#### [Goal of the exercise]
Please count the lines in the listing below where the word "influence" appears. Give the number only.
○ ○ ○
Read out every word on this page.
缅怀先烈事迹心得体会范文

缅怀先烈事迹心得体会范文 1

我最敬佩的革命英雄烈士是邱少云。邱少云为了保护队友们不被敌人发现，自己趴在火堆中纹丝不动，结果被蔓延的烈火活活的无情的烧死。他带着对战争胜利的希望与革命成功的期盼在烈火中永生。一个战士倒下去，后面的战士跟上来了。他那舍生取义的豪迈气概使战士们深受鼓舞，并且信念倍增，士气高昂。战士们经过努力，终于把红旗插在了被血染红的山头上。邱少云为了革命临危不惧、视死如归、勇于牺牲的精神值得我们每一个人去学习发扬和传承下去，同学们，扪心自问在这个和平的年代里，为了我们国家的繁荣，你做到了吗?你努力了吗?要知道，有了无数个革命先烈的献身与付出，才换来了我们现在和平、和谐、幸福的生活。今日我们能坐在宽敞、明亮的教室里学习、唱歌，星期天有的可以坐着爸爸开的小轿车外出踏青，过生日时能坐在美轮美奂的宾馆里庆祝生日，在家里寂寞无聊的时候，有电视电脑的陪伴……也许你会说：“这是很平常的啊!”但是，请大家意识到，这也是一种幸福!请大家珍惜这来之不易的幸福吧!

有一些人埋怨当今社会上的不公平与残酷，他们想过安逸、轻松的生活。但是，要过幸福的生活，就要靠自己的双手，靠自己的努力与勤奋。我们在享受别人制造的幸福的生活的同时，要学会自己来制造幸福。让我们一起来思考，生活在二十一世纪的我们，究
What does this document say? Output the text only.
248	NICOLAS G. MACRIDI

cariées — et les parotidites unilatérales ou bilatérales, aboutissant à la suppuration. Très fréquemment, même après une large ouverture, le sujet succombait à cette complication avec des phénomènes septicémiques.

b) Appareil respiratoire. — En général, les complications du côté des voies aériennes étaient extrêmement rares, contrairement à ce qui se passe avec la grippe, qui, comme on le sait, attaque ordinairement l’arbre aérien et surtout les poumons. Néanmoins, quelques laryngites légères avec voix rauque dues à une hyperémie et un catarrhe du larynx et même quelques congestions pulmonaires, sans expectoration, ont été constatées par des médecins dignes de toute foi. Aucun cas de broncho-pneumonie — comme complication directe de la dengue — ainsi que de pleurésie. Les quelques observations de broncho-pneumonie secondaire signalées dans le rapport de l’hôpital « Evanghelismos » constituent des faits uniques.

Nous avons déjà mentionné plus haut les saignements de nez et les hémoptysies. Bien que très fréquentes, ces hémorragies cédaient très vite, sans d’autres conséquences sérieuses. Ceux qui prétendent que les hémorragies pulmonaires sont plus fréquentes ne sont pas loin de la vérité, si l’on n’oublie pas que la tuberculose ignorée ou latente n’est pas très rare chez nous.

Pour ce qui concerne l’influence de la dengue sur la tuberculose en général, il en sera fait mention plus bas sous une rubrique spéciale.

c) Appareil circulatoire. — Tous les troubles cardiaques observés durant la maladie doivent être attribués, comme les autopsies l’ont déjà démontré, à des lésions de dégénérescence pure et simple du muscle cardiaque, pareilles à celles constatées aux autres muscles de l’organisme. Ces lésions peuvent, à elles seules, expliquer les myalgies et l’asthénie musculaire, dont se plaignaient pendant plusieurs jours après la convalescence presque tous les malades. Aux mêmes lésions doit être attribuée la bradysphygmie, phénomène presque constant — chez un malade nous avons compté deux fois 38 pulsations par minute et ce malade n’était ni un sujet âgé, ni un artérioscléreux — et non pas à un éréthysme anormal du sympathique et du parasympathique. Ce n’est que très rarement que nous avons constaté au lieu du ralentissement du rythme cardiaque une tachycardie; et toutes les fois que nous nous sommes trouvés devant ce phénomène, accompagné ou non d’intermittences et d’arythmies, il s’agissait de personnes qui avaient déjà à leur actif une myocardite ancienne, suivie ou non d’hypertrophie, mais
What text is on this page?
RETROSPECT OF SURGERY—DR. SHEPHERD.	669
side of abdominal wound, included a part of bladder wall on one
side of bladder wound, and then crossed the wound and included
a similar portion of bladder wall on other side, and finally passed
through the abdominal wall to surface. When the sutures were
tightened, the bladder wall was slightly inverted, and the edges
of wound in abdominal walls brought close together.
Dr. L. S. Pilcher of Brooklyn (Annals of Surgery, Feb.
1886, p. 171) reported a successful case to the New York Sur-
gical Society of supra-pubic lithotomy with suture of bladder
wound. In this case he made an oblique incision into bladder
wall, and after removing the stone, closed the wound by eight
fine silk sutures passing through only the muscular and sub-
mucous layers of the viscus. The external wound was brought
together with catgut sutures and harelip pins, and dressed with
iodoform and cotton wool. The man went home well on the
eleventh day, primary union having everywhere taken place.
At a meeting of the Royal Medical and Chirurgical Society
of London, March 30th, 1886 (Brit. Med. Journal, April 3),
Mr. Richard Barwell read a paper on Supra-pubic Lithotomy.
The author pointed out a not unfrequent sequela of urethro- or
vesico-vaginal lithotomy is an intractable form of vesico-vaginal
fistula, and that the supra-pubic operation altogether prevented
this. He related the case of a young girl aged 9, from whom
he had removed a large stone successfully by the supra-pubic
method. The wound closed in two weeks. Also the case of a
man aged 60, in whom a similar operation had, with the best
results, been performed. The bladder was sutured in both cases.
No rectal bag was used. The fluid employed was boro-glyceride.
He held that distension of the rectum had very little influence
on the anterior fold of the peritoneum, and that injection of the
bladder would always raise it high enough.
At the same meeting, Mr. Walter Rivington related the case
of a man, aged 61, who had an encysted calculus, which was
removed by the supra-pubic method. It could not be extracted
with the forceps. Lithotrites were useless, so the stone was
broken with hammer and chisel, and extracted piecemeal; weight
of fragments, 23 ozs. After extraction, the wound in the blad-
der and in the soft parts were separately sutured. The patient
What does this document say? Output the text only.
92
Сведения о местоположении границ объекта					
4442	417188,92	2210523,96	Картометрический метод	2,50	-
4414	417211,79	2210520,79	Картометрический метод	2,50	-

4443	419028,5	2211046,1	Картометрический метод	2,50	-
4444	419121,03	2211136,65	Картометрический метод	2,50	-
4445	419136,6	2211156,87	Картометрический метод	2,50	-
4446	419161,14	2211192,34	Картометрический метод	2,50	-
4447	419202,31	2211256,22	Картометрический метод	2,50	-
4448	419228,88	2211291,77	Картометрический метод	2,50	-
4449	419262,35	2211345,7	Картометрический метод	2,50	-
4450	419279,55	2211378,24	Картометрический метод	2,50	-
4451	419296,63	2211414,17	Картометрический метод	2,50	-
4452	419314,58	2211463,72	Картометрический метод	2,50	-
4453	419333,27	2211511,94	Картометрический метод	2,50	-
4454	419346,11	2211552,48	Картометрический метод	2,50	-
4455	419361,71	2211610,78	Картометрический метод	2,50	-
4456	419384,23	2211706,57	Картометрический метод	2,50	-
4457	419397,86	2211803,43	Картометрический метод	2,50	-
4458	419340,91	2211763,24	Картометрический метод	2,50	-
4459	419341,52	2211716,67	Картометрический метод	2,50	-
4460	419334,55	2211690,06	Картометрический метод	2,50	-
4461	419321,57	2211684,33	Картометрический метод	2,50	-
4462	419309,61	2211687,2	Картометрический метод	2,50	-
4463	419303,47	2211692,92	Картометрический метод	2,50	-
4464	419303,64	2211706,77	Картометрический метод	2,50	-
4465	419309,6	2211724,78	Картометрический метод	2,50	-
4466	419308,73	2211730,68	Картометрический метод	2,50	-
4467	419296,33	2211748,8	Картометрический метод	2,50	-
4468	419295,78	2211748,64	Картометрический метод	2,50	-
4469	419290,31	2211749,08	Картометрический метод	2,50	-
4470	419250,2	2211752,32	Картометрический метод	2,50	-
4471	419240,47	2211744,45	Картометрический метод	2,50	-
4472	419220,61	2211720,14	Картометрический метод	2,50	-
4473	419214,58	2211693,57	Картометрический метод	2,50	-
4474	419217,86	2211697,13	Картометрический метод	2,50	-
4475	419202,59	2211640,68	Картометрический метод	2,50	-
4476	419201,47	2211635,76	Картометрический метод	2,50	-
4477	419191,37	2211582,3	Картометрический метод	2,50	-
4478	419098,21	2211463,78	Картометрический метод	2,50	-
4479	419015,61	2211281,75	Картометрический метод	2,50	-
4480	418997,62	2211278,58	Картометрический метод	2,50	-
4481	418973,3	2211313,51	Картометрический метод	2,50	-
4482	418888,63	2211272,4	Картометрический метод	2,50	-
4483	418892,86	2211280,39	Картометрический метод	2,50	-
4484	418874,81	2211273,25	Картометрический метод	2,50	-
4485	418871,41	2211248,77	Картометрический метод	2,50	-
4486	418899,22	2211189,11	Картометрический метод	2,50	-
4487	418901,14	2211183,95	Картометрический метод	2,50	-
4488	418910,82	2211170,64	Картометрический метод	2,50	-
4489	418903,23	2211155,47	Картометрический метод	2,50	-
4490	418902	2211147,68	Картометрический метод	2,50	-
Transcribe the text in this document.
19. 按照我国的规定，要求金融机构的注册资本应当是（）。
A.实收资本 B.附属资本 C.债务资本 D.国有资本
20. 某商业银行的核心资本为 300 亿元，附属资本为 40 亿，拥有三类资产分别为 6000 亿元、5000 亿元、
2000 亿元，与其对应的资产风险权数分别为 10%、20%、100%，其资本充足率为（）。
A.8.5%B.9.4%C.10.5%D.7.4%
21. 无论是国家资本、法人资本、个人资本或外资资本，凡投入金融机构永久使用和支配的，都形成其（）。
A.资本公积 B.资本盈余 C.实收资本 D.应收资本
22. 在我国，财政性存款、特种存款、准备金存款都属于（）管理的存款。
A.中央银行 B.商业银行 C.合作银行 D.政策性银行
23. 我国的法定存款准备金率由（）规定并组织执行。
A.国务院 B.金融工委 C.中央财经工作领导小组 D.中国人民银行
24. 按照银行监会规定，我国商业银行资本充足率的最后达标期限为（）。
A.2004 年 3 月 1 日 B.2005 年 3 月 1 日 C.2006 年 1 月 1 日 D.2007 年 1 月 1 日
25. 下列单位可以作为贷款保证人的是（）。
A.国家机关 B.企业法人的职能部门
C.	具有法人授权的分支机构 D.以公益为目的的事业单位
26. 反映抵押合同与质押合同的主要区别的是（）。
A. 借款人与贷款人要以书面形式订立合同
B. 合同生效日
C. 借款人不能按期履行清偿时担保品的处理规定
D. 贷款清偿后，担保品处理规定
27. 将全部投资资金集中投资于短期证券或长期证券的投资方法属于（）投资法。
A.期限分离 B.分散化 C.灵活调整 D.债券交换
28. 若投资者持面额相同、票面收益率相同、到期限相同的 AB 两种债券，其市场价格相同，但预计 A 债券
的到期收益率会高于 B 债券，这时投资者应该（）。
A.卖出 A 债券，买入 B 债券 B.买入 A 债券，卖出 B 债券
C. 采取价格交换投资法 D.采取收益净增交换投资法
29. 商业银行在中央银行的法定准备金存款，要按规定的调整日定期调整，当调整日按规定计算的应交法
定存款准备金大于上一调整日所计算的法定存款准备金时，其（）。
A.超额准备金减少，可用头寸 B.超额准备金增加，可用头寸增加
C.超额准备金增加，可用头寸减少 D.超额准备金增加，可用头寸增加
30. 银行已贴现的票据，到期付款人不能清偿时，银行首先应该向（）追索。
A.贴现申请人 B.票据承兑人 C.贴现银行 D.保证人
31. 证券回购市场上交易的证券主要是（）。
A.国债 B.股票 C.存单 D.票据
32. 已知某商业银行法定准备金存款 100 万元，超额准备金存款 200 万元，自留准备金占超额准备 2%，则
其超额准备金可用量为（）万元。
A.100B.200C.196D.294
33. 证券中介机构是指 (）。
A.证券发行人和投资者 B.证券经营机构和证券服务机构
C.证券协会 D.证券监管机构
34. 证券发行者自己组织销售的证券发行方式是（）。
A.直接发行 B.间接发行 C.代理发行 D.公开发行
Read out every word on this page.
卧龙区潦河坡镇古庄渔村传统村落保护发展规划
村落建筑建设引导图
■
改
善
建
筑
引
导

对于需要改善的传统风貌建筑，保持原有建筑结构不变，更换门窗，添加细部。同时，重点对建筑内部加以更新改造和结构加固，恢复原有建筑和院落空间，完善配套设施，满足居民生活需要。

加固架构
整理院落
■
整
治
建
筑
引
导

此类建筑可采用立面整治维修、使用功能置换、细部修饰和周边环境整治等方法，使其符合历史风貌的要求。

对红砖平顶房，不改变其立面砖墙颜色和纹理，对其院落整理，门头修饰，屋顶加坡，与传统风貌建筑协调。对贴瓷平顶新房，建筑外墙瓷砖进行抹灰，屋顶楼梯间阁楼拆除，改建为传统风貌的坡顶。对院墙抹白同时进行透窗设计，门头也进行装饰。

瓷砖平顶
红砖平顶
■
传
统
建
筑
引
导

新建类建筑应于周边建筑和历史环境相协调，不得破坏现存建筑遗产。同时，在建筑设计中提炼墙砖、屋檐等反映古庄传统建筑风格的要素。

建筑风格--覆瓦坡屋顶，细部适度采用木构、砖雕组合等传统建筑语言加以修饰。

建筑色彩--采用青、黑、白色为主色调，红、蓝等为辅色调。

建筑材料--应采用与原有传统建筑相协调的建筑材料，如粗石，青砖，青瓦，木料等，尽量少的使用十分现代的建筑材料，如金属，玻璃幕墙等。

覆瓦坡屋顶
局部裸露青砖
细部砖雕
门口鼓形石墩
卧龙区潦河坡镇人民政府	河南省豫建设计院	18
○ ○ ○
#### [Worked solution]
2